• **Given information**
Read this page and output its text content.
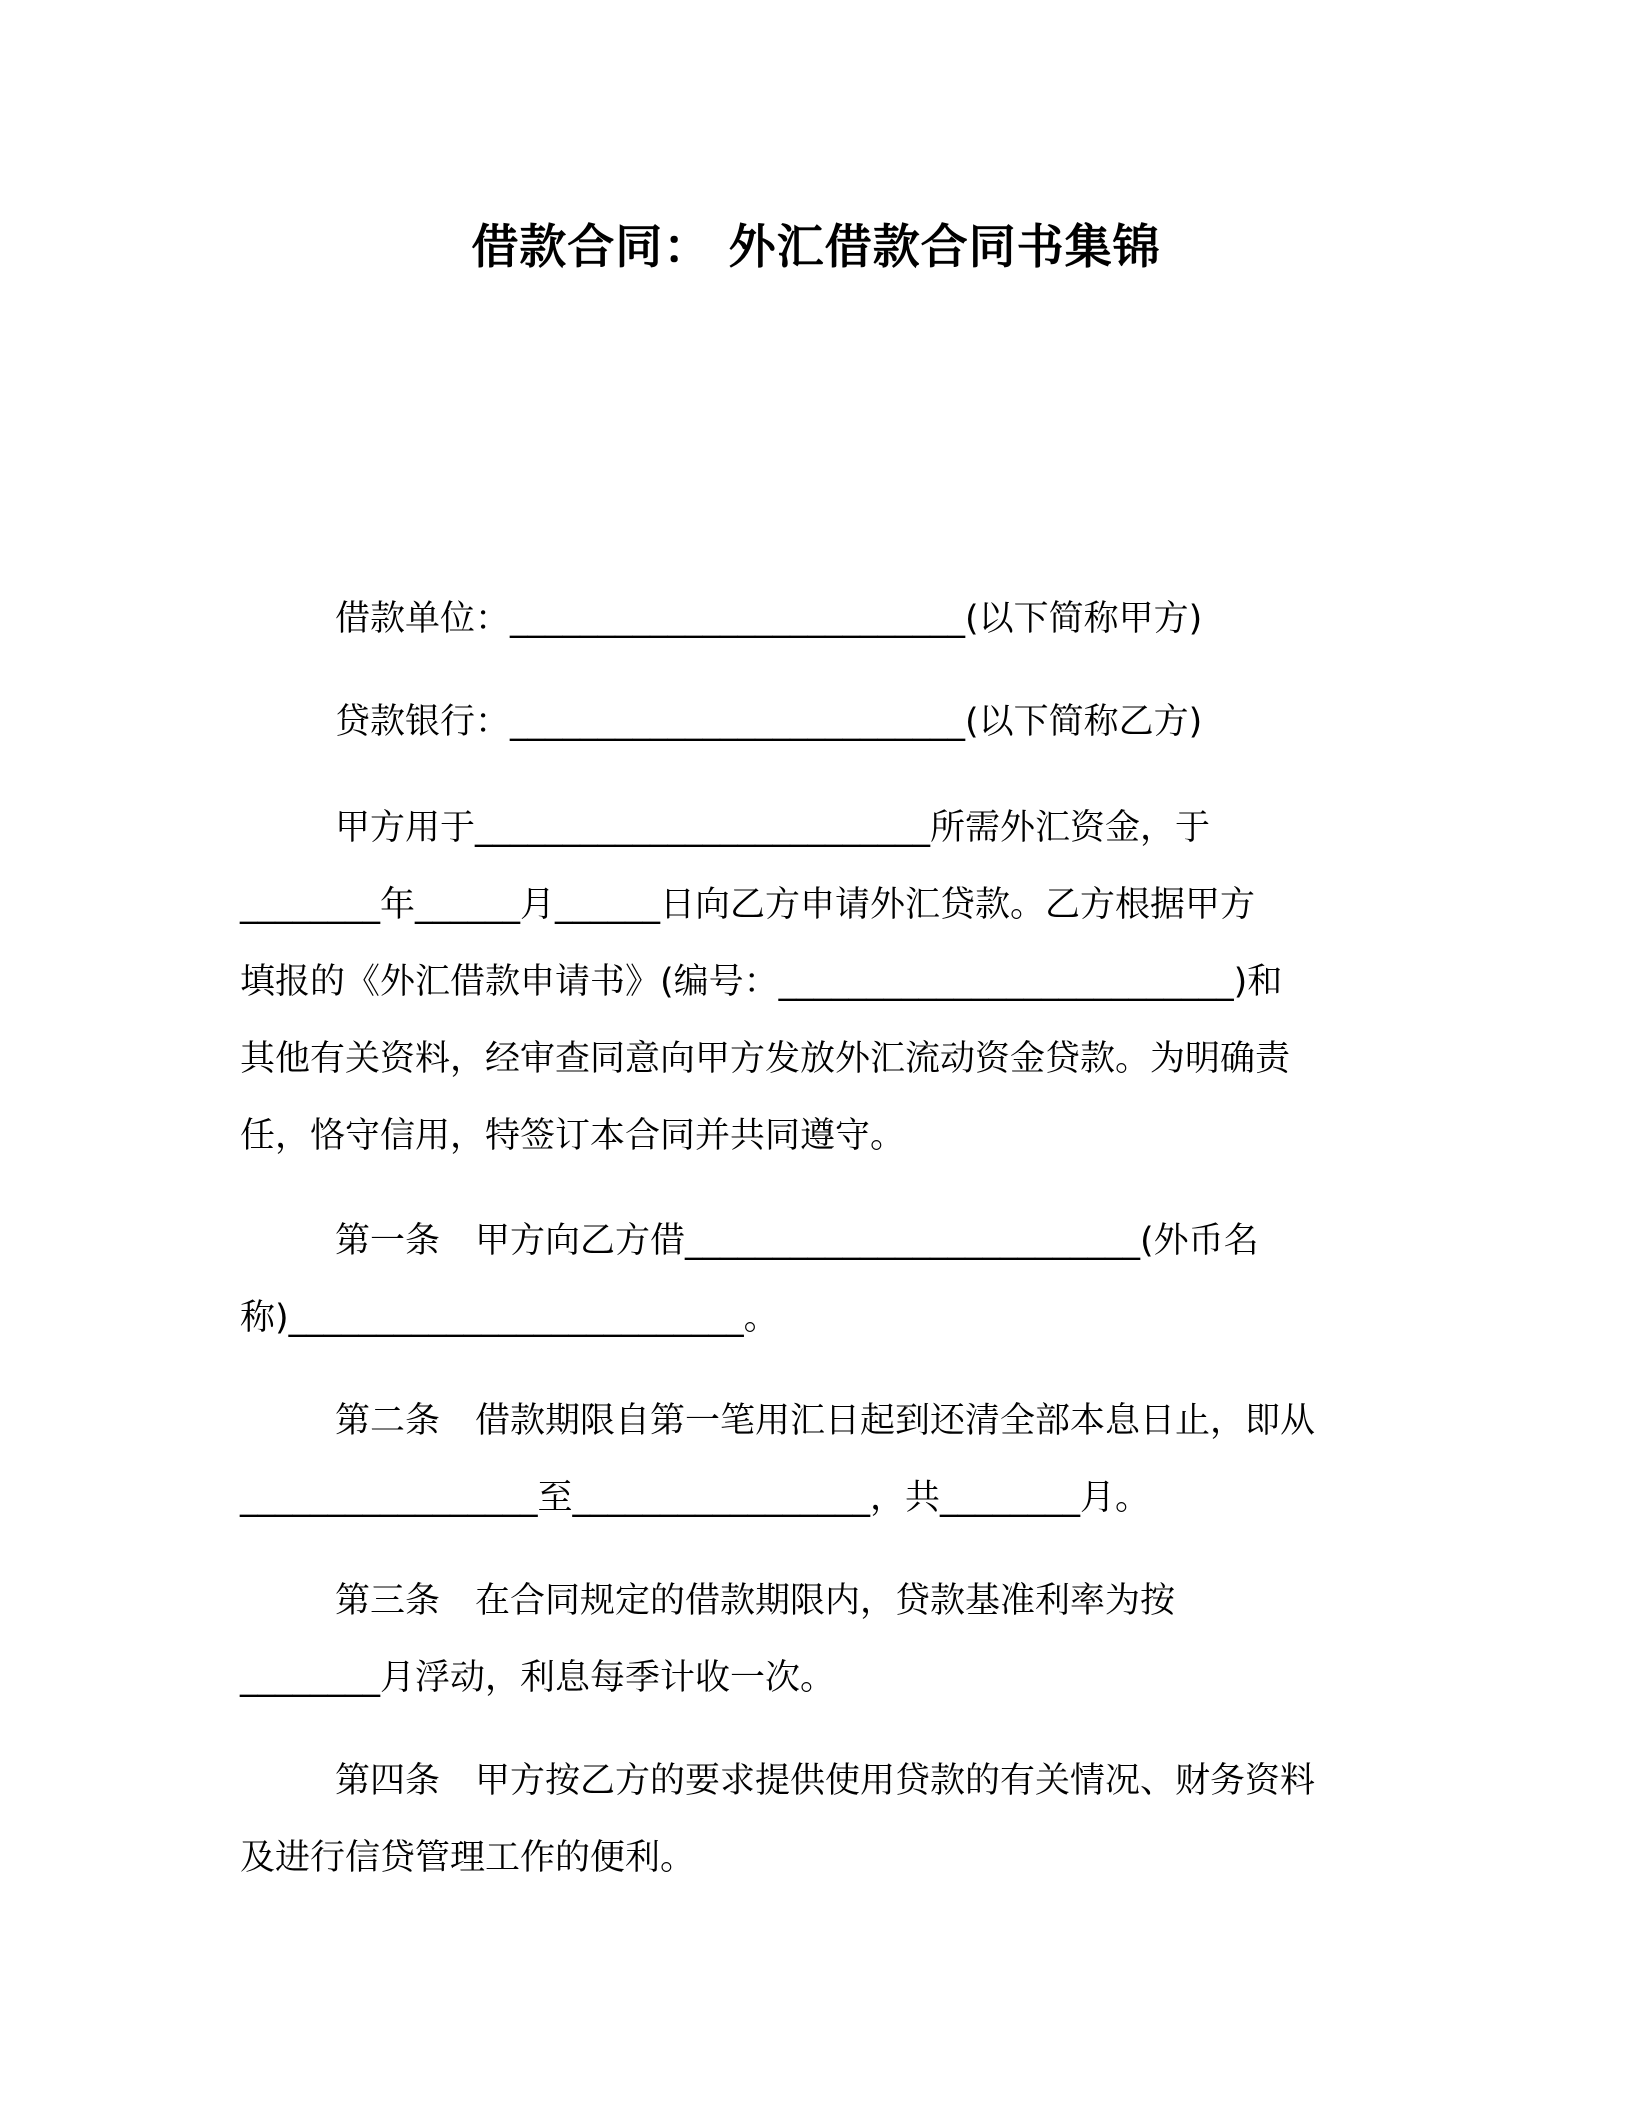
借款合同： 外汇借款合同书集锦

借款单位：__________________________(以下简称甲方)

贷款银行：__________________________(以下简称乙方)

甲方用于__________________________所需外汇资金，于
________年______月______日向乙方申请外汇贷款。乙方根据甲方
填报的《外汇借款申请书》(编号：__________________________)和
其他有关资料，经审查同意向甲方发放外汇流动资金贷款。为明确责
任，恪守信用，特签订本合同并共同遵守。

第一条　甲方向乙方借__________________________(外币名
称)__________________________。

第二条　借款期限自第一笔用汇日起到还清全部本息日止，即从
_________________至_________________，共________月。

第三条　在合同规定的借款期限内，贷款基准利率为按
________月浮动，利息每季计收一次。

第四条　甲方按乙方的要求提供使用贷款的有关情况、财务资料
及进行信贷管理工作的便利。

• **Exercise prompt**
Exact duplication of all the records is required; pictures are omitted from the copy.

• **Exercise output**
Read this page and output its text content.
借款合同： 外汇借款合同书集锦

借款单位：__________________________(以下简称甲方)

贷款银行：__________________________(以下简称乙方)

甲方用于__________________________所需外汇资金，于
________年______月______日向乙方申请外汇贷款。乙方根据甲方
填报的《外汇借款申请书》(编号：__________________________)和
其他有关资料，经审查同意向甲方发放外汇流动资金贷款。为明确责
任，恪守信用，特签订本合同并共同遵守。

第一条　甲方向乙方借__________________________(外币名
称)__________________________。

第二条　借款期限自第一笔用汇日起到还清全部本息日止，即从
_________________至_________________，共________月。

第三条　在合同规定的借款期限内，贷款基准利率为按
________月浮动，利息每季计收一次。

第四条　甲方按乙方的要求提供使用贷款的有关情况、财务资料
及进行信贷管理工作的便利。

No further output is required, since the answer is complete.